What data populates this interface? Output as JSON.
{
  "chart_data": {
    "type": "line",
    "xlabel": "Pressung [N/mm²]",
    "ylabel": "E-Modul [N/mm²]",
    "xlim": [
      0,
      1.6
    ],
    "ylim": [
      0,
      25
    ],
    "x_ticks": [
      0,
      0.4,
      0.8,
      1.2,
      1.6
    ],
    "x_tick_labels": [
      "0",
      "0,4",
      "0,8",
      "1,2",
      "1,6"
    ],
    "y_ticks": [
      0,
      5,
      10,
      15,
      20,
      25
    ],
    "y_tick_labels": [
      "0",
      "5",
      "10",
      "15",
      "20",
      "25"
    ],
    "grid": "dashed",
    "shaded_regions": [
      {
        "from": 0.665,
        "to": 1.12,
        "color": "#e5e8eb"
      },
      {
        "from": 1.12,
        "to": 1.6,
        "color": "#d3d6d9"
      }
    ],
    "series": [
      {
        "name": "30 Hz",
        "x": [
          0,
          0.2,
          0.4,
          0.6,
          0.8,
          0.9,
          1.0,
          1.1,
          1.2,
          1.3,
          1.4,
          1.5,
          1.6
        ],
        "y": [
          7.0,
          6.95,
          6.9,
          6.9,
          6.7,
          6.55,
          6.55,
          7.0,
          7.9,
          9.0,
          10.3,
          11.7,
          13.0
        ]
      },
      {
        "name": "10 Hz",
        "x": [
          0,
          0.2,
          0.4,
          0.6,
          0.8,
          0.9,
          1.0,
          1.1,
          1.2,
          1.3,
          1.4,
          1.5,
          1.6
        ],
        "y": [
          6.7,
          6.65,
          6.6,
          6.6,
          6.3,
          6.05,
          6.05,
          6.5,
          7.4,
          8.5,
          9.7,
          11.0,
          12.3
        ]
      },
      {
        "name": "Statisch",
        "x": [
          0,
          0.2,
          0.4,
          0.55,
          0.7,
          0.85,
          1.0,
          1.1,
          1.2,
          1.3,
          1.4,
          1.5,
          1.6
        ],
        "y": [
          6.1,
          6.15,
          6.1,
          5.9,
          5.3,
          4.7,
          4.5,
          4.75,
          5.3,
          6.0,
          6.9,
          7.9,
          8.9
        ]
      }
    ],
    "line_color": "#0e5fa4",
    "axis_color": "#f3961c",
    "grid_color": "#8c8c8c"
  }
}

------------------------

**WHAT IS BEING ASKED**
Write out the material exactly as given.

**SOLUTION FOR THIS TASK**
What data populates this interface? Output as JSON.
{
  "chart_data": {
    "type": "line",
    "xlabel": "Pressung [N/mm²]",
    "ylabel": "E-Modul [N/mm²]",
    "xlim": [
      0,
      1.6
    ],
    "ylim": [
      0,
      25
    ],
    "x_ticks": [
      0,
      0.4,
      0.8,
      1.2,
      1.6
    ],
    "x_tick_labels": [
      "0",
      "0,4",
      "0,8",
      "1,2",
      "1,6"
    ],
    "y_ticks": [
      0,
      5,
      10,
      15,
      20,
      25
    ],
    "y_tick_labels": [
      "0",
      "5",
      "10",
      "15",
      "20",
      "25"
    ],
    "grid": "dashed",
    "shaded_regions": [
      {
        "from": 0.665,
        "to": 1.12,
        "color": "#e5e8eb"
      },
      {
        "from": 1.12,
        "to": 1.6,
        "color": "#d3d6d9"
      }
    ],
    "series": [
      {
        "name": "30 Hz",
        "x": [
          0,
          0.2,
          0.4,
          0.6,
          0.8,
          0.9,
          1.0,
          1.1,
          1.2,
          1.3,
          1.4,
          1.5,
          1.6
        ],
        "y": [
          7.0,
          6.95,
          6.9,
          6.9,
          6.7,
          6.55,
          6.55,
          7.0,
          7.9,
          9.0,
          10.3,
          11.7,
          13.0
        ]
      },
      {
        "name": "10 Hz",
        "x": [
          0,
          0.2,
          0.4,
          0.6,
          0.8,
          0.9,
          1.0,
          1.1,
          1.2,
          1.3,
          1.4,
          1.5,
          1.6
        ],
        "y": [
          6.7,
          6.65,
          6.6,
          6.6,
          6.3,
          6.05,
          6.05,
          6.5,
          7.4,
          8.5,
          9.7,
          11.0,
          12.3
        ]
      },
      {
        "name": "Statisch",
        "x": [
          0,
          0.2,
          0.4,
          0.55,
          0.7,
          0.85,
          1.0,
          1.1,
          1.2,
          1.3,
          1.4,
          1.5,
          1.6
        ],
        "y": [
          6.1,
          6.15,
          6.1,
          5.9,
          5.3,
          4.7,
          4.5,
          4.75,
          5.3,
          6.0,
          6.9,
          7.9,
          8.9
        ]
      }
    ],
    "line_color": "#0e5fa4",
    "axis_color": "#f3961c",
    "grid_color": "#8c8c8c"
  }
}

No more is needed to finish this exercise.